* [Exercise aim]: Keep every line where the word "JSON" appears; drop the rest.

* * *

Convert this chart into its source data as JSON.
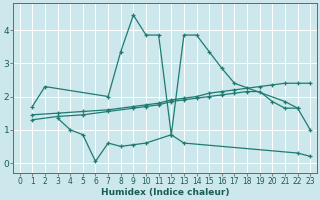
{
  "xlabel": "Humidex (Indice chaleur)",
  "xlim": [
    -0.5,
    23.5
  ],
  "ylim": [
    -0.3,
    4.8
  ],
  "yticks": [
    0,
    1,
    2,
    3,
    4
  ],
  "xticks": [
    0,
    1,
    2,
    3,
    4,
    5,
    6,
    7,
    8,
    9,
    10,
    11,
    12,
    13,
    14,
    15,
    16,
    17,
    18,
    19,
    20,
    21,
    22,
    23
  ],
  "bg_color": "#cde8ec",
  "grid_color": "#ffffff",
  "line_color": "#1e7b72",
  "lines": [
    {
      "x": [
        1,
        2,
        7,
        8,
        9,
        10,
        11,
        12,
        13,
        14,
        15,
        16,
        17,
        21,
        22
      ],
      "y": [
        1.7,
        2.3,
        2.0,
        3.35,
        4.45,
        3.85,
        3.85,
        0.85,
        3.85,
        3.85,
        3.35,
        2.85,
        2.4,
        1.85,
        1.65
      ]
    },
    {
      "x": [
        3,
        4,
        5,
        6,
        7,
        8,
        9,
        10,
        12,
        13,
        22,
        23
      ],
      "y": [
        1.35,
        1.0,
        0.85,
        0.05,
        0.6,
        0.5,
        0.55,
        0.6,
        0.85,
        0.6,
        0.3,
        0.2
      ]
    },
    {
      "x": [
        1,
        3,
        5,
        7,
        9,
        10,
        11,
        12,
        13,
        14,
        15,
        16,
        17,
        18,
        19,
        20,
        21,
        22,
        23
      ],
      "y": [
        1.45,
        1.5,
        1.55,
        1.6,
        1.7,
        1.75,
        1.8,
        1.9,
        1.95,
        2.0,
        2.1,
        2.15,
        2.2,
        2.25,
        2.3,
        2.35,
        2.4,
        2.4,
        2.4
      ]
    },
    {
      "x": [
        1,
        3,
        5,
        7,
        9,
        10,
        11,
        12,
        13,
        14,
        15,
        16,
        17,
        18,
        19,
        20,
        21,
        22,
        23
      ],
      "y": [
        1.3,
        1.4,
        1.45,
        1.55,
        1.65,
        1.7,
        1.75,
        1.85,
        1.9,
        1.95,
        2.0,
        2.05,
        2.1,
        2.15,
        2.15,
        1.85,
        1.65,
        1.65,
        1.0
      ]
    }
  ]
}
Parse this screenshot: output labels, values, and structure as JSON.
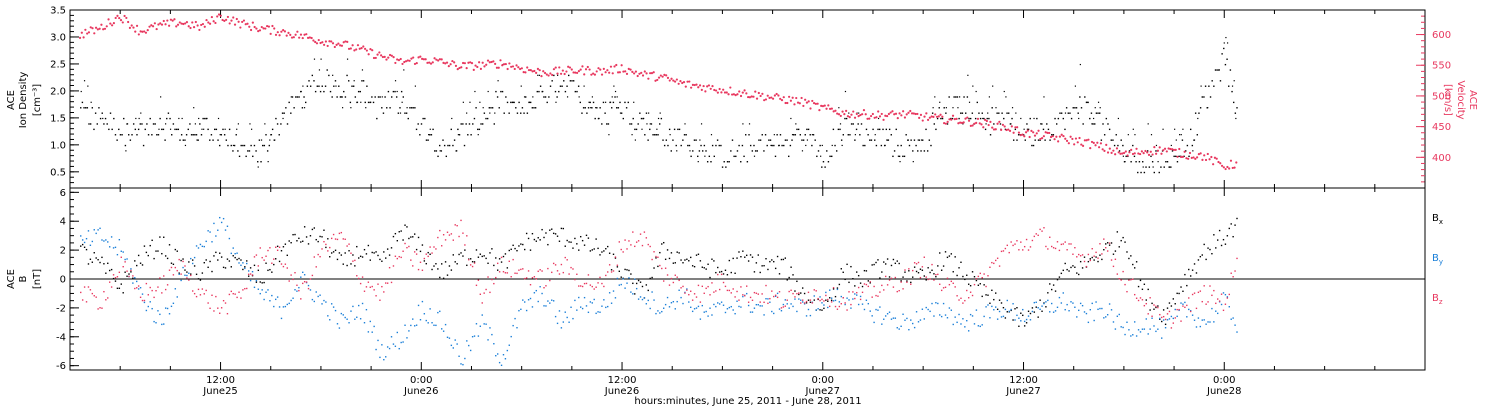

* * *

* [Written response]:
Convert this chart into its source data as JSON.
Parse this screenshot: output labels, values, and structure as JSON.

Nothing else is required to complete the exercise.